*Task brief*: For each line that holds "value", copy the line out.

Dataset records
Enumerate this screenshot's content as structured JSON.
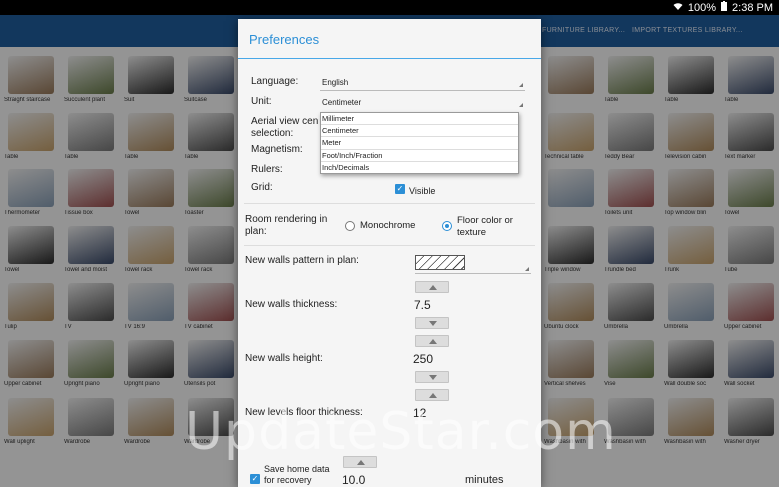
{
  "status": {
    "wifi": "wifi-icon",
    "battery_percent": "100%",
    "time": "2:38 PM"
  },
  "actionbar": {
    "actions": [
      "FURNITURE LIBRARY...",
      "IMPORT TEXTURES LIBRARY..."
    ]
  },
  "catalog": {
    "left": [
      [
        "Straight staircase",
        "Succulent plant",
        "Suit",
        "Suitcase"
      ],
      [
        "Table",
        "Table",
        "Table",
        "Table"
      ],
      [
        "Thermometer",
        "Tissue box",
        "Towel",
        "Toaster"
      ],
      [
        "Towel",
        "Towel and moist",
        "Towel rack",
        "Towel rack"
      ],
      [
        "Tulip",
        "TV",
        "TV 16:9",
        "TV cabinet"
      ],
      [
        "Upper cabinet",
        "Upright piano",
        "Upright piano",
        "Utensils pot"
      ],
      [
        "Wall uplight",
        "Wardrobe",
        "Wardrobe",
        "Wardrobe"
      ]
    ],
    "right": [
      [
        "",
        "Table",
        "Table",
        "Table"
      ],
      [
        "Technical table",
        "Teddy Bear",
        "Television cabin",
        "Text marker"
      ],
      [
        "",
        "Toilets unit",
        "Top window blin",
        "Towel"
      ],
      [
        "Triple window",
        "Trundle bed",
        "Trunk",
        "Tube"
      ],
      [
        "Ubuntu clock",
        "Umbrella",
        "Umbrella",
        "Upper cabinet"
      ],
      [
        "Vertical shelves",
        "Vise",
        "Wall double soc",
        "Wall socket"
      ],
      [
        "Washbasin with",
        "Washbasin with",
        "Washbasin with",
        "Washer dryer"
      ]
    ]
  },
  "dialog": {
    "title": "Preferences",
    "language": {
      "label": "Language:",
      "value": "English"
    },
    "unit": {
      "label": "Unit:",
      "value": "Centimeter",
      "options": [
        "Millimeter",
        "Centimeter",
        "Meter",
        "Foot/Inch/Fraction",
        "Inch/Decimals"
      ]
    },
    "aerial": {
      "label_line1": "Aerial view cen",
      "label_line2": "selection:"
    },
    "magnetism": {
      "label": "Magnetism:"
    },
    "rulers": {
      "label": "Rulers:"
    },
    "grid": {
      "label": "Grid:",
      "option": "Visible",
      "checked": true
    },
    "room_rendering": {
      "label_line1": "Room rendering in",
      "label_line2": "plan:",
      "option1": "Monochrome",
      "option2_line1": "Floor color or",
      "option2_line2": "texture",
      "selected": "Floor color or texture"
    },
    "walls_pattern": {
      "label": "New walls pattern in plan:"
    },
    "walls_thickness": {
      "label": "New walls thickness:",
      "value": "7.5"
    },
    "walls_height": {
      "label": "New walls height:",
      "value": "250"
    },
    "levels_floor": {
      "label": "New levels floor thickness:",
      "value": "12"
    },
    "recovery": {
      "label_line1": "Save home data",
      "label_line2": "for recovery",
      "value": "10.0",
      "unit": "minutes",
      "checked": true
    }
  },
  "watermark": "UpdateStar.com",
  "colors": {
    "accent": "#2c8fd6",
    "actionbar": "#1f5fa0"
  }
}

*The completed task*:
      "value": "English"
      "value": "Centimeter",
      "value": "7.5"
      "value": "250"
      "value": "12"
      "value": "10.0",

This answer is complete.